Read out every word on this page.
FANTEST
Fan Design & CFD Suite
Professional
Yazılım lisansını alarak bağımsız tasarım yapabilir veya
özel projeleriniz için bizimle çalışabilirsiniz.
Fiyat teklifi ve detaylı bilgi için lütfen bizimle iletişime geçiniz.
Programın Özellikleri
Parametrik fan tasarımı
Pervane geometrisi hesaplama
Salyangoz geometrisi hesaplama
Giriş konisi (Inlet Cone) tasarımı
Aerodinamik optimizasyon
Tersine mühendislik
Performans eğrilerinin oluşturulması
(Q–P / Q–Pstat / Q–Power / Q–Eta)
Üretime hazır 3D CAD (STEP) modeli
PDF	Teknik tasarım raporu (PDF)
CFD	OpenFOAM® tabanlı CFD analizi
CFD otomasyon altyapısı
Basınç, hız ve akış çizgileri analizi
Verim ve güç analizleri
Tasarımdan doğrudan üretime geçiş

======

Work to do —
Reproduce the material verbatim, line by line.

Solution for this task —
Read out every word on this page.
FANTEST
Fan Design & CFD Suite
Professional
Yazılım lisansını alarak bağımsız tasarım yapabilir veya
özel projeleriniz için bizimle çalışabilirsiniz.
Fiyat teklifi ve detaylı bilgi için lütfen bizimle iletişime geçiniz.
Programın Özellikleri
Parametrik fan tasarımı
Pervane geometrisi hesaplama
Salyangoz geometrisi hesaplama
Giriş konisi (Inlet Cone) tasarımı
Aerodinamik optimizasyon
Tersine mühendislik
Performans eğrilerinin oluşturulması
(Q–P / Q–Pstat / Q–Power / Q–Eta)
Üretime hazır 3D CAD (STEP) modeli
PDF	Teknik tasarım raporu (PDF)
CFD	OpenFOAM® tabanlı CFD analizi
CFD otomasyon altyapısı
Basınç, hız ve akış çizgileri analizi
Verim ve güç analizleri
Tasarımdan doğrudan üretime geçiş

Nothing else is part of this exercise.